◆ **PROVIDED MATERIAL**
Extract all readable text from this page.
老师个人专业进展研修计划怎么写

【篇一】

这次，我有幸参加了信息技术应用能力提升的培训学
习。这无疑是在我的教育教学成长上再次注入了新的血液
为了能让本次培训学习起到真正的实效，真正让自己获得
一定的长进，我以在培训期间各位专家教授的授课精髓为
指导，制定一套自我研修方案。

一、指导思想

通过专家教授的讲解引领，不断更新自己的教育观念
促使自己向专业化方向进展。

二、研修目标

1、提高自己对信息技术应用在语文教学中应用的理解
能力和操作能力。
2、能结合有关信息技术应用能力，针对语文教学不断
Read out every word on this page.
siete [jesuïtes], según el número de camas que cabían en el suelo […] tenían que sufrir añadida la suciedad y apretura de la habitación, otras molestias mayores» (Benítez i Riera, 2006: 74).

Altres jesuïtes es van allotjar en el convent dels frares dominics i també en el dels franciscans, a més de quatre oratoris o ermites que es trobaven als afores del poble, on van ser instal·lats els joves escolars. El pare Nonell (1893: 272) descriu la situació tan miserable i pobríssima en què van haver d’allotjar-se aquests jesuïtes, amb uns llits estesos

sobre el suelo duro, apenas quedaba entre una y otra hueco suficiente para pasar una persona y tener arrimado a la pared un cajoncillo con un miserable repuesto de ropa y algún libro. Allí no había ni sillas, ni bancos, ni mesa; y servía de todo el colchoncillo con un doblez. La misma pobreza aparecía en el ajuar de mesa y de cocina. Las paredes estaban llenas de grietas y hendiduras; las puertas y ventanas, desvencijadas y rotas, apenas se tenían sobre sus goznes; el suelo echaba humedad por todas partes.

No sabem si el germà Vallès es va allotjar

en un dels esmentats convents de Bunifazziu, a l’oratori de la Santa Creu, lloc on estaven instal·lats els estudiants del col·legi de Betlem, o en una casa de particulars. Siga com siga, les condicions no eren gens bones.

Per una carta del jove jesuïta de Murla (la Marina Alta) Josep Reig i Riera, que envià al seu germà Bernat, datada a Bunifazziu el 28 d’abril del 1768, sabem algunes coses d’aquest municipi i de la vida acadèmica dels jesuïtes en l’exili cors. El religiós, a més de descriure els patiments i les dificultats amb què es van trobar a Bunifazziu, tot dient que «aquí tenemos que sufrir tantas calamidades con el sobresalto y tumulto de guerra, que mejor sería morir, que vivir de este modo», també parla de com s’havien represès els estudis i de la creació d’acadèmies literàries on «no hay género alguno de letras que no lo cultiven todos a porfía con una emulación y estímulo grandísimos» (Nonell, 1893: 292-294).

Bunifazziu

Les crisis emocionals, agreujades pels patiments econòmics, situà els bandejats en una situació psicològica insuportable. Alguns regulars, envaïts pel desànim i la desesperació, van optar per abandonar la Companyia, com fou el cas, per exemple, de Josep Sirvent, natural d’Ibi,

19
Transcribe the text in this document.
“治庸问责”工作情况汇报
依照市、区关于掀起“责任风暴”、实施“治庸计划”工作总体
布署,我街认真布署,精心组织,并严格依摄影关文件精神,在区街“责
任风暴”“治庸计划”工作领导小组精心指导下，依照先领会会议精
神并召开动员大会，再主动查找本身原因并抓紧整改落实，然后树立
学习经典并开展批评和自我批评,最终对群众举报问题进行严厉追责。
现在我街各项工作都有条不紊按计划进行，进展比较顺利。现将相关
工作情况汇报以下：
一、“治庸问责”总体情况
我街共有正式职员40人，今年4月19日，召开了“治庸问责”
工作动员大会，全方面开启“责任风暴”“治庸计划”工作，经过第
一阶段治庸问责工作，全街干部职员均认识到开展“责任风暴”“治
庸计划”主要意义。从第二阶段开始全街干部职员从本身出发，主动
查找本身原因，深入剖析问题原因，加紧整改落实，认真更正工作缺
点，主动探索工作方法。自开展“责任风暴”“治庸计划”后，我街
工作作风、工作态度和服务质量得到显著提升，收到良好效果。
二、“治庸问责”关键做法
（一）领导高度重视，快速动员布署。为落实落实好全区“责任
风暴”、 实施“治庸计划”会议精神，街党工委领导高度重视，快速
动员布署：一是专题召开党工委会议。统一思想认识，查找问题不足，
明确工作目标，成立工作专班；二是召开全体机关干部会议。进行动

◆ **WRITTEN REQUEST**
Give back each line above precisely as it stands.

◆ **TASK OUTPUT**
Extract all readable text from this page.
老师个人专业进展研修计划怎么写

【篇一】

这次，我有幸参加了信息技术应用能力提升的培训学
习。这无疑是在我的教育教学成长上再次注入了新的血液
为了能让本次培训学习起到真正的实效，真正让自己获得
一定的长进，我以在培训期间各位专家教授的授课精髓为
指导，制定一套自我研修方案。

一、指导思想

通过专家教授的讲解引领，不断更新自己的教育观念
促使自己向专业化方向进展。

二、研修目标

1、提高自己对信息技术应用在语文教学中应用的理解
能力和操作能力。
2、能结合有关信息技术应用能力，针对语文教学不断
Read out every word on this page.
siete [jesuïtes], según el número de camas que cabían en el suelo […] tenían que sufrir añadida la suciedad y apretura de la habitación, otras molestias mayores» (Benítez i Riera, 2006: 74).

Altres jesuïtes es van allotjar en el convent dels frares dominics i també en el dels franciscans, a més de quatre oratoris o ermites que es trobaven als afores del poble, on van ser instal·lats els joves escolars. El pare Nonell (1893: 272) descriu la situació tan miserable i pobríssima en què van haver d’allotjar-se aquests jesuïtes, amb uns llits estesos

sobre el suelo duro, apenas quedaba entre una y otra hueco suficiente para pasar una persona y tener arrimado a la pared un cajoncillo con un miserable repuesto de ropa y algún libro. Allí no había ni sillas, ni bancos, ni mesa; y servía de todo el colchoncillo con un doblez. La misma pobreza aparecía en el ajuar de mesa y de cocina. Las paredes estaban llenas de grietas y hendiduras; las puertas y ventanas, desvencijadas y rotas, apenas se tenían sobre sus goznes; el suelo echaba humedad por todas partes.

No sabem si el germà Vallès es va allotjar

en un dels esmentats convents de Bunifazziu, a l’oratori de la Santa Creu, lloc on estaven instal·lats els estudiants del col·legi de Betlem, o en una casa de particulars. Siga com siga, les condicions no eren gens bones.

Per una carta del jove jesuïta de Murla (la Marina Alta) Josep Reig i Riera, que envià al seu germà Bernat, datada a Bunifazziu el 28 d’abril del 1768, sabem algunes coses d’aquest municipi i de la vida acadèmica dels jesuïtes en l’exili cors. El religiós, a més de descriure els patiments i les dificultats amb què es van trobar a Bunifazziu, tot dient que «aquí tenemos que sufrir tantas calamidades con el sobresalto y tumulto de guerra, que mejor sería morir, que vivir de este modo», també parla de com s’havien represès els estudis i de la creació d’acadèmies literàries on «no hay género alguno de letras que no lo cultiven todos a porfía con una emulación y estímulo grandísimos» (Nonell, 1893: 292-294).

Bunifazziu

Les crisis emocionals, agreujades pels patiments econòmics, situà els bandejats en una situació psicològica insuportable. Alguns regulars, envaïts pel desànim i la desesperació, van optar per abandonar la Companyia, com fou el cas, per exemple, de Josep Sirvent, natural d’Ibi,

19
Transcribe the text in this document.
“治庸问责”工作情况汇报
依照市、区关于掀起“责任风暴”、实施“治庸计划”工作总体
布署,我街认真布署,精心组织,并严格依摄影关文件精神,在区街“责
任风暴”“治庸计划”工作领导小组精心指导下，依照先领会会议精
神并召开动员大会，再主动查找本身原因并抓紧整改落实，然后树立
学习经典并开展批评和自我批评,最终对群众举报问题进行严厉追责。
现在我街各项工作都有条不紊按计划进行，进展比较顺利。现将相关
工作情况汇报以下：
一、“治庸问责”总体情况
我街共有正式职员40人，今年4月19日，召开了“治庸问责”
工作动员大会，全方面开启“责任风暴”“治庸计划”工作，经过第
一阶段治庸问责工作，全街干部职员均认识到开展“责任风暴”“治
庸计划”主要意义。从第二阶段开始全街干部职员从本身出发，主动
查找本身原因，深入剖析问题原因，加紧整改落实，认真更正工作缺
点，主动探索工作方法。自开展“责任风暴”“治庸计划”后，我街
工作作风、工作态度和服务质量得到显著提升，收到良好效果。
二、“治庸问责”关键做法
（一）领导高度重视，快速动员布署。为落实落实好全区“责任
风暴”、 实施“治庸计划”会议精神，街党工委领导高度重视，快速
动员布署：一是专题召开党工委会议。统一思想认识，查找问题不足，
明确工作目标，成立工作专班；二是召开全体机关干部会议。进行动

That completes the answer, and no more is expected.